* Material provided
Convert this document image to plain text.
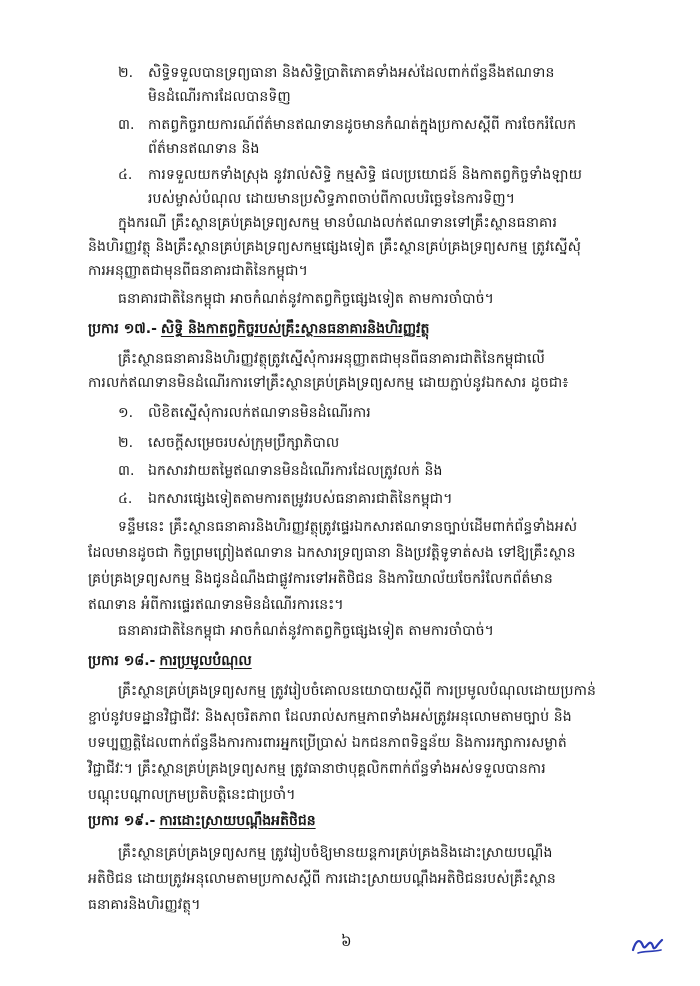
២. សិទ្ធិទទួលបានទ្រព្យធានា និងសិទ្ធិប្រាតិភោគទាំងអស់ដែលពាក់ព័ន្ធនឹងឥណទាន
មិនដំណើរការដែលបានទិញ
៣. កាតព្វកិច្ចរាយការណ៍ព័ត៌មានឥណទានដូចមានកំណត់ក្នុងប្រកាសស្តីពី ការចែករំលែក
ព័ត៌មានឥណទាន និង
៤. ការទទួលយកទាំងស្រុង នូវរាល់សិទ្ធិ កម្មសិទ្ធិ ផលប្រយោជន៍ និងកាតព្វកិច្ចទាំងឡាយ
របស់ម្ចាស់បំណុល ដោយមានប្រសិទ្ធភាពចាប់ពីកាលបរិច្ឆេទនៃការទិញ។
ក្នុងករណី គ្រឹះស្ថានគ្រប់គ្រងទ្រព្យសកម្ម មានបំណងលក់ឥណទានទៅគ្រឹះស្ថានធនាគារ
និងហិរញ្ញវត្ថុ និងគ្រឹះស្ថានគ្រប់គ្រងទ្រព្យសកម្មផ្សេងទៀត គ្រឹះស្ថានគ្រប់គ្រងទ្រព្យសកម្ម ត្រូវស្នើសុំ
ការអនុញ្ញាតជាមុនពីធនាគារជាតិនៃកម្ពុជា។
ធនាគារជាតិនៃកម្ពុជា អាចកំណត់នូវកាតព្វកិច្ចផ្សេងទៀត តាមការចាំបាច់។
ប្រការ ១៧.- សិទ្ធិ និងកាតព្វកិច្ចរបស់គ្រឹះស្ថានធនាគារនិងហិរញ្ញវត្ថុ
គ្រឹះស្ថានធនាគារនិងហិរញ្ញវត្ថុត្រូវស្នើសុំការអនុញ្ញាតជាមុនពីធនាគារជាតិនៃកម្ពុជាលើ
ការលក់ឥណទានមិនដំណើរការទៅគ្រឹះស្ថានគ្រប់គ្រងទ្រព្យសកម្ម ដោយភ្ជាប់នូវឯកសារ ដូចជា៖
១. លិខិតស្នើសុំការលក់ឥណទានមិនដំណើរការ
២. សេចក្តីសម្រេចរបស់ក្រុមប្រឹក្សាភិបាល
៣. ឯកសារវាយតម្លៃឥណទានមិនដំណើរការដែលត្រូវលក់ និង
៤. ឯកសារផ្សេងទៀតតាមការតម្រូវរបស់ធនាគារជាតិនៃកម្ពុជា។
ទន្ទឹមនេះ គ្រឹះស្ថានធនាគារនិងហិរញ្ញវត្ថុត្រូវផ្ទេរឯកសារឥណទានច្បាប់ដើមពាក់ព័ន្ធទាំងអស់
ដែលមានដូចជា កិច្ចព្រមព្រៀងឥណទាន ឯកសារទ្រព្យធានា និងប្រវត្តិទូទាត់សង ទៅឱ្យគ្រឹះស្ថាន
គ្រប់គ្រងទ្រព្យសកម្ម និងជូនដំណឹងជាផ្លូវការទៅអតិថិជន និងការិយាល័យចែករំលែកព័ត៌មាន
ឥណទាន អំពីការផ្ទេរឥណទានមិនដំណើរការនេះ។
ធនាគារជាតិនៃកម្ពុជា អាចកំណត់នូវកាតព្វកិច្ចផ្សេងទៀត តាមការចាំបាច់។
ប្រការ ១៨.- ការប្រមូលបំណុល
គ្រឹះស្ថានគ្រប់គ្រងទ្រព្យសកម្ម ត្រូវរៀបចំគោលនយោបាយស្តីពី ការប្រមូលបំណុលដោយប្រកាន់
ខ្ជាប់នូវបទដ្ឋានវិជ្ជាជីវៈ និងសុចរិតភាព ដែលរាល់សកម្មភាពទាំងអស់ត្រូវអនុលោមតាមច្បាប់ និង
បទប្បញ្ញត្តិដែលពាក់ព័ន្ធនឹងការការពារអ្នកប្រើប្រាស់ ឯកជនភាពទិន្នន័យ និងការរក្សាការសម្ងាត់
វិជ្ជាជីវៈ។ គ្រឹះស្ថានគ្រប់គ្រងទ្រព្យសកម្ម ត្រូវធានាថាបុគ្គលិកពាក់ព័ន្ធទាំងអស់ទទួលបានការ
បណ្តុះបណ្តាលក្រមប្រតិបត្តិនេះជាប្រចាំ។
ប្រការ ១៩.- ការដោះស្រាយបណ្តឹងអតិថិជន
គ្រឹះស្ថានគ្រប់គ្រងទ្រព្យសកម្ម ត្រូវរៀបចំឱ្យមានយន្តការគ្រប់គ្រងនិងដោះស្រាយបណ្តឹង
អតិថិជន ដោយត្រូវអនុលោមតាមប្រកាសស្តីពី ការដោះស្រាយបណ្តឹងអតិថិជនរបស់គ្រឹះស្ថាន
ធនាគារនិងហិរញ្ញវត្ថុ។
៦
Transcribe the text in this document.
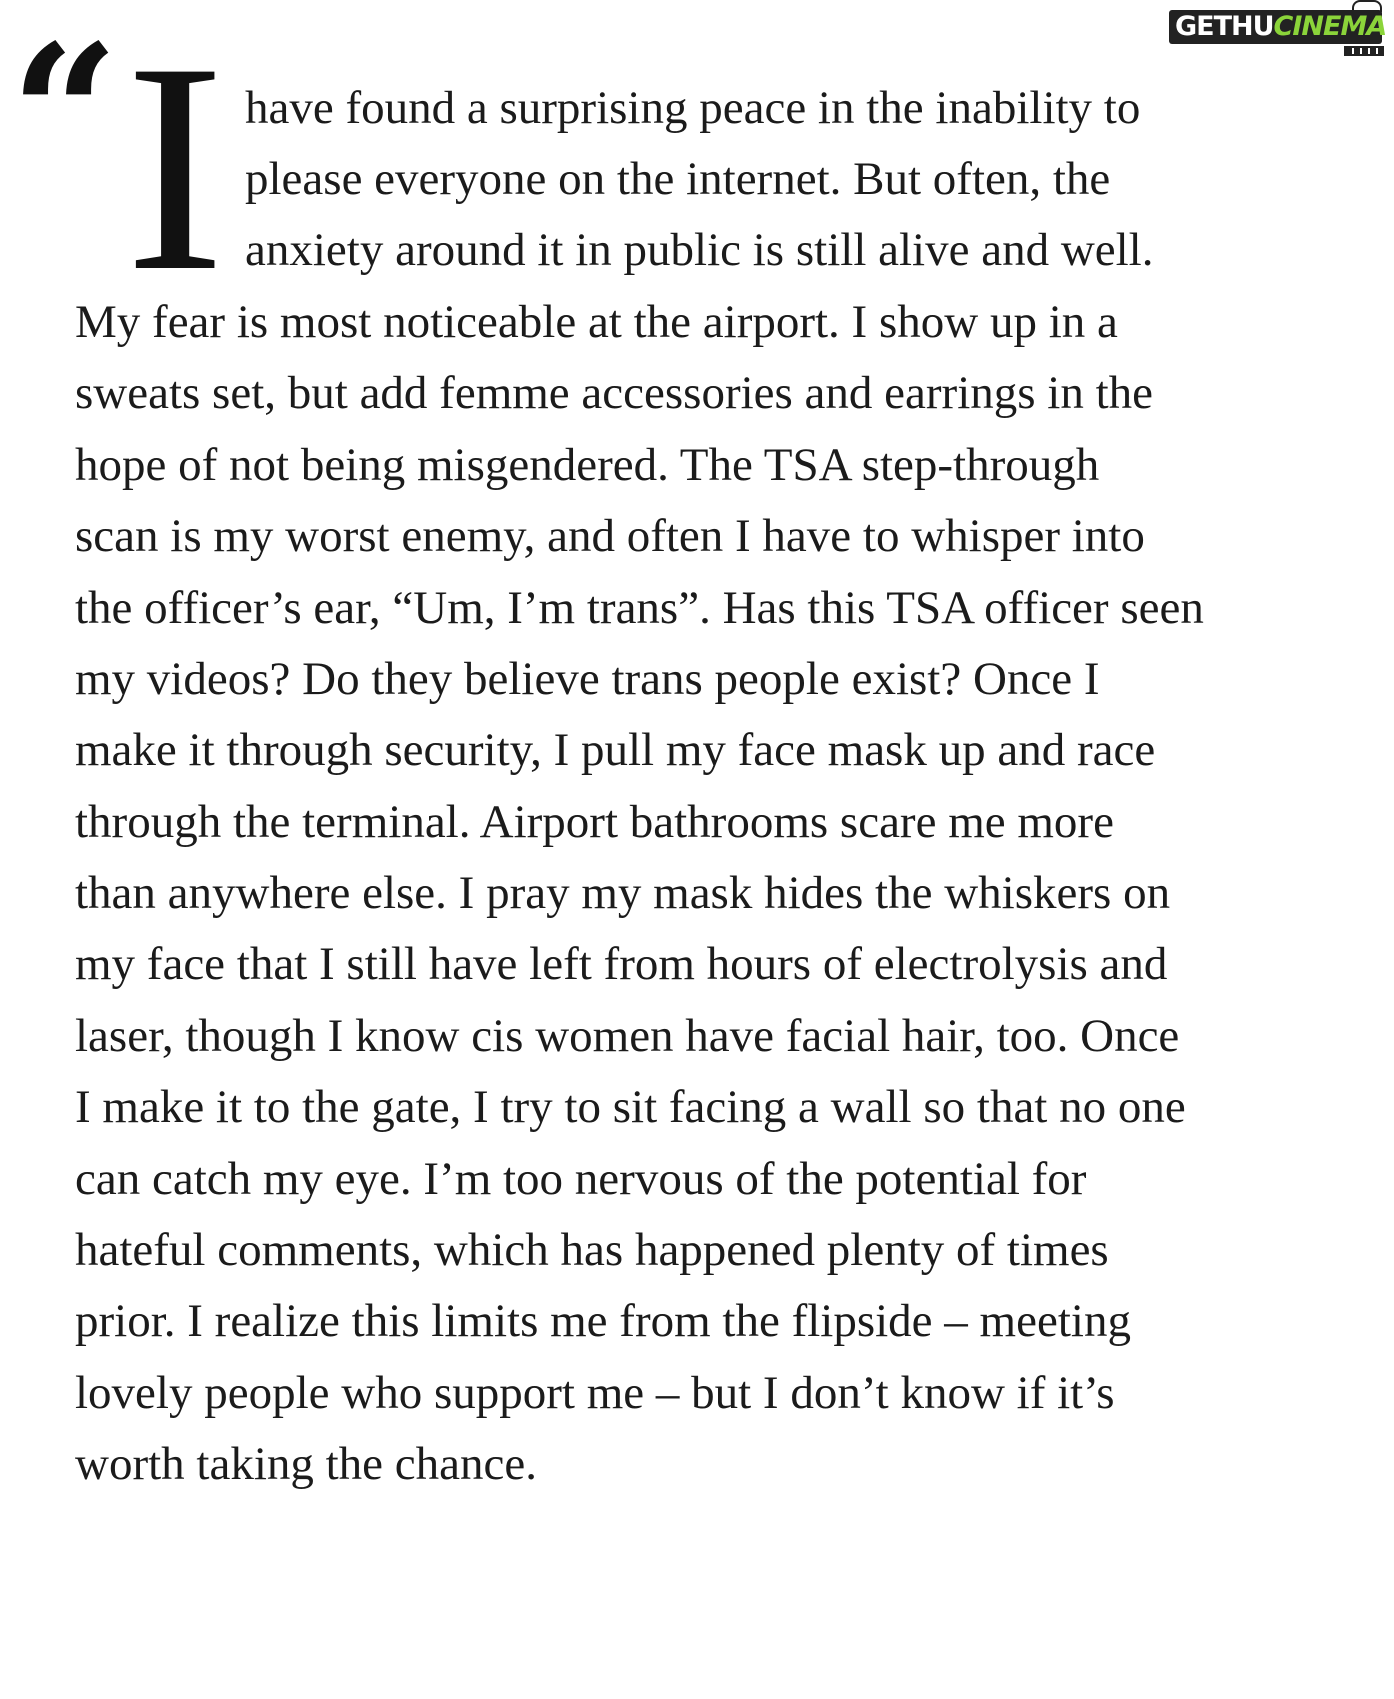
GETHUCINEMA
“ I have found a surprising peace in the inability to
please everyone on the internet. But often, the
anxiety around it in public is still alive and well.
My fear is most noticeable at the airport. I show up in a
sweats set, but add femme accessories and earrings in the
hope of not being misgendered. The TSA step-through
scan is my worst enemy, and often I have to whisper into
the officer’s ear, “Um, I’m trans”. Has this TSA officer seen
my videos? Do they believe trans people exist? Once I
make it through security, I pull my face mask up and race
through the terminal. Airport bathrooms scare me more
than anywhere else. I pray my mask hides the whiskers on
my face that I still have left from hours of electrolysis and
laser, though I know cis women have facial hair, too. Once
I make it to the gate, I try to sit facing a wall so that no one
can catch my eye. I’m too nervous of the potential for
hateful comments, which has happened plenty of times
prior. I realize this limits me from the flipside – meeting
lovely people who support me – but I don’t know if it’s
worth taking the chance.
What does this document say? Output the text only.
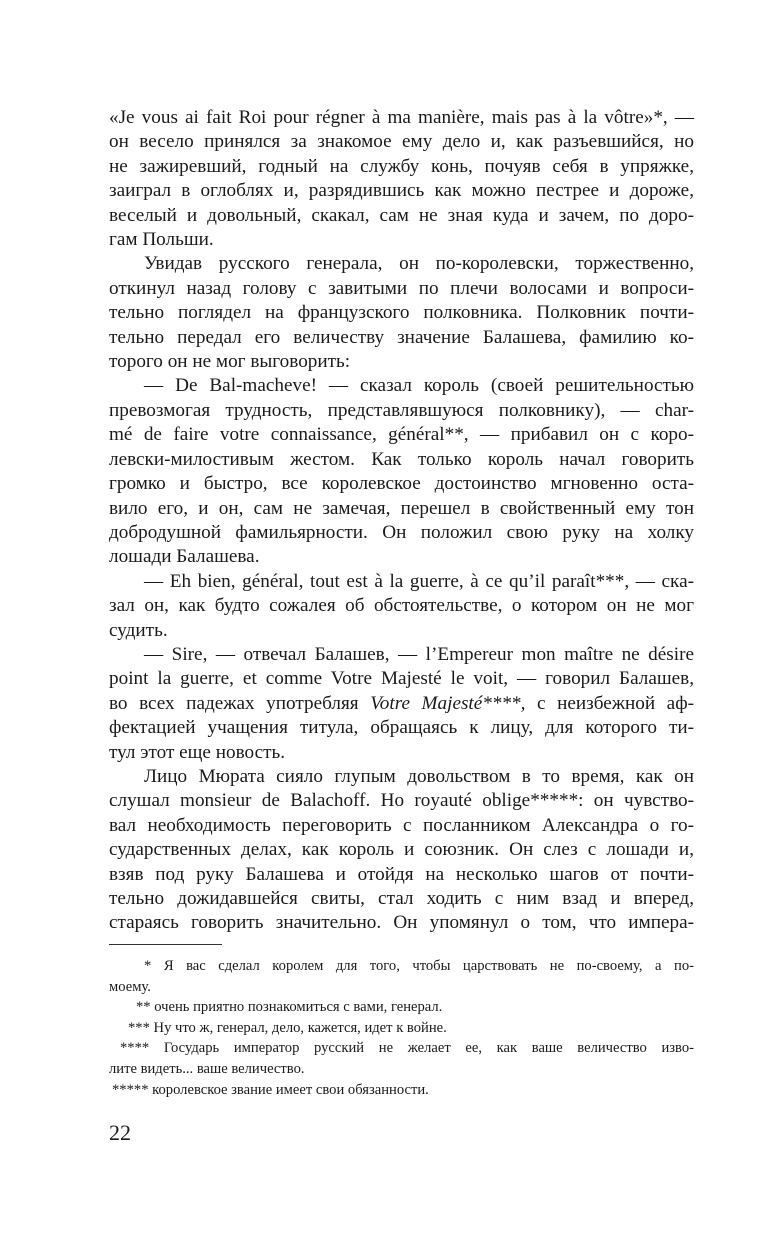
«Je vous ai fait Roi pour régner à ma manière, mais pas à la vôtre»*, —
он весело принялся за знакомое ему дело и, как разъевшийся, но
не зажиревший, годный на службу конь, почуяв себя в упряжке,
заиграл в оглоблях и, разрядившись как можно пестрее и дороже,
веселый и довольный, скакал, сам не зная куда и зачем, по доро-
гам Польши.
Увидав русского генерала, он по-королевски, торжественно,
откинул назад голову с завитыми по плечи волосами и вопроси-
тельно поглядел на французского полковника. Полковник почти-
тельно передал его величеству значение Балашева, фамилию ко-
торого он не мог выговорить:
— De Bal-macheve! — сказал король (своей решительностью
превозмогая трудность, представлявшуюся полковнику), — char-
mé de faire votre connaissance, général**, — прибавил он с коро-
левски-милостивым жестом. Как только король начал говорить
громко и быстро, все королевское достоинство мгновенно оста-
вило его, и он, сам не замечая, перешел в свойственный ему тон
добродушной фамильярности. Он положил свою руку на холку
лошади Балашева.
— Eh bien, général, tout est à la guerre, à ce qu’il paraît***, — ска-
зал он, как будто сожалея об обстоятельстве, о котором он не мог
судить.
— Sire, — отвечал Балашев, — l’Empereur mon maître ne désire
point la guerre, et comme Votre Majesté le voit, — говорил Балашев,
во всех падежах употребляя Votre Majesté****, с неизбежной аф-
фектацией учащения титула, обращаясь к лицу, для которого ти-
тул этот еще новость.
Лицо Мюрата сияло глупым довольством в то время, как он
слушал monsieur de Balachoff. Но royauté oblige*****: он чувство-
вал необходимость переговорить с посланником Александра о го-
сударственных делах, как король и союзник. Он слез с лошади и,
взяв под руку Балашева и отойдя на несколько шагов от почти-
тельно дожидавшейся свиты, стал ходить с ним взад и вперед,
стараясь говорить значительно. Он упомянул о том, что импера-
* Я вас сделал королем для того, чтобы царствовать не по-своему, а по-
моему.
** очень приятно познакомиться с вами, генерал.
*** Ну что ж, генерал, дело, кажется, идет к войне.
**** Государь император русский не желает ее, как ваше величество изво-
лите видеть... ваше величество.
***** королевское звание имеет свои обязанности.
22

* Stated exercise
Gather each line from the entries above that includes the word "ងឥណទ".

* Reply to the exercise
២. សិទ្ធិទទួលបានទ្រព្យធានា និងសិទ្ធិប្រាតិភោគទាំងអស់ដែលពាក់ព័ន្ធនឹងឥណទាន
ដែលមានដូចជា កិច្ចព្រមព្រៀងឥណទាន ឯកសារទ្រព្យធានា និងប្រវត្តិទូទាត់សង ទៅឱ្យគ្រឹះស្ថាន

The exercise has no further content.